REQUIRED TASK> Determine the number of lines containing the word "date". Reply with it and nothing else.
--- start ---
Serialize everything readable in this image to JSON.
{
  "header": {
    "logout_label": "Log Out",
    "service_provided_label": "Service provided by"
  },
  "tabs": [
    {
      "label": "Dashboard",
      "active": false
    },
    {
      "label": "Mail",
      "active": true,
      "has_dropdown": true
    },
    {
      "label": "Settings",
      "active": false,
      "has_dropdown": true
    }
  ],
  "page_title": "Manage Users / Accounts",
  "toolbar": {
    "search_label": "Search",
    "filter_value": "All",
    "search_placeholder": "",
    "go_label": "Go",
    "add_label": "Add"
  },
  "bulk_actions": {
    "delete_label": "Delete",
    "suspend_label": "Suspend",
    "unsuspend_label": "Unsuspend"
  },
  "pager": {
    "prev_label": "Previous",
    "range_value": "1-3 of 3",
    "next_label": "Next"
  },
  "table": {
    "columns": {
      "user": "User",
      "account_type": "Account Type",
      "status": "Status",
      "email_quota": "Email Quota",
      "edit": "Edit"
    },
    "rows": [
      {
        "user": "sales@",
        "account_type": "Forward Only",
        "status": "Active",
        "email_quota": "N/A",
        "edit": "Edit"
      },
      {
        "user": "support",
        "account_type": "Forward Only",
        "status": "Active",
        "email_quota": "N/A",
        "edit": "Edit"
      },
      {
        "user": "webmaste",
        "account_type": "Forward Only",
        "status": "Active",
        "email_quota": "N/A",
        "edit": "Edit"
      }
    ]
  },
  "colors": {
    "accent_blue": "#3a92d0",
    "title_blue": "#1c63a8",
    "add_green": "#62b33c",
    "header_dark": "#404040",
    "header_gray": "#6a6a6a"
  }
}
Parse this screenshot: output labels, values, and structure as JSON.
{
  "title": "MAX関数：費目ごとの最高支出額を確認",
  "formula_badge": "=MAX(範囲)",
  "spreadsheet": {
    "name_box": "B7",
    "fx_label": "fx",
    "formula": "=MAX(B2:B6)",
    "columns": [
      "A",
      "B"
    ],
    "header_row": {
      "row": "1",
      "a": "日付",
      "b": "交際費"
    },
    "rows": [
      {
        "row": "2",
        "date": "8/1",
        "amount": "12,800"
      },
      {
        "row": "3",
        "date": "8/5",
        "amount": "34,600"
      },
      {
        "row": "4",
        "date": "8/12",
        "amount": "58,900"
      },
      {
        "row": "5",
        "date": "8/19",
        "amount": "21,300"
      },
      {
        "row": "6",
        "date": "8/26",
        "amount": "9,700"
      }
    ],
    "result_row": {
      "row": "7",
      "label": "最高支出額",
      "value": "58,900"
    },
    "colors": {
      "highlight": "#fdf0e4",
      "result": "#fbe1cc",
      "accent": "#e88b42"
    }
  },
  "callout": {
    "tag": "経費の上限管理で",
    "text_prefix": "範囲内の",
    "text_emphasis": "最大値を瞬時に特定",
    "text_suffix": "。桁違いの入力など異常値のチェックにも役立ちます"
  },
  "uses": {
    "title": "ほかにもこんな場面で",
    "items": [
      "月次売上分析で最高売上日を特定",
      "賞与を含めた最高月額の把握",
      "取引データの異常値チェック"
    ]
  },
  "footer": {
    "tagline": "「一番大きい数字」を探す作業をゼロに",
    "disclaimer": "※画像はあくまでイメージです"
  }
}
--- end ---
THE ANSWER> 5